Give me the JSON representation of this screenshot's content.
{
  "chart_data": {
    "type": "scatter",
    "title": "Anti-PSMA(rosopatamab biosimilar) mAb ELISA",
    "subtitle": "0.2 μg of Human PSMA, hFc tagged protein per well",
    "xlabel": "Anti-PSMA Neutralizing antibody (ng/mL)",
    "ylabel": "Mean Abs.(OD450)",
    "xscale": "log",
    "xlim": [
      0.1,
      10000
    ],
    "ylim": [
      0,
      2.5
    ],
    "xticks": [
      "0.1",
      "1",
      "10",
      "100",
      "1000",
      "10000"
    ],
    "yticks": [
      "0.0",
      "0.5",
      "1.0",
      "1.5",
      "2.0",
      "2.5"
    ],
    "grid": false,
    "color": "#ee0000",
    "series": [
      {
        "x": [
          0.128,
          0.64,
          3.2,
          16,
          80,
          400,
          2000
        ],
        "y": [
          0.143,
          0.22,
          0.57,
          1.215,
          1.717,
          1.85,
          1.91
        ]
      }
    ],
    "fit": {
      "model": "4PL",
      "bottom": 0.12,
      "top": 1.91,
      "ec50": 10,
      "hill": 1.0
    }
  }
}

——

**WHAT YOU HAVE TO DO**
Copy all the records exactly so that no character differs from the source.

**RESPONSE AREA**
Give me the JSON representation of this screenshot's content.
{
  "chart_data": {
    "type": "scatter",
    "title": "Anti-PSMA(rosopatamab biosimilar) mAb ELISA",
    "subtitle": "0.2 μg of Human PSMA, hFc tagged protein per well",
    "xlabel": "Anti-PSMA Neutralizing antibody (ng/mL)",
    "ylabel": "Mean Abs.(OD450)",
    "xscale": "log",
    "xlim": [
      0.1,
      10000
    ],
    "ylim": [
      0,
      2.5
    ],
    "xticks": [
      "0.1",
      "1",
      "10",
      "100",
      "1000",
      "10000"
    ],
    "yticks": [
      "0.0",
      "0.5",
      "1.0",
      "1.5",
      "2.0",
      "2.5"
    ],
    "grid": false,
    "color": "#ee0000",
    "series": [
      {
        "x": [
          0.128,
          0.64,
          3.2,
          16,
          80,
          400,
          2000
        ],
        "y": [
          0.143,
          0.22,
          0.57,
          1.215,
          1.717,
          1.85,
          1.91
        ]
      }
    ],
    "fit": {
      "model": "4PL",
      "bottom": 0.12,
      "top": 1.91,
      "ec50": 10,
      "hill": 1.0
    }
  }
}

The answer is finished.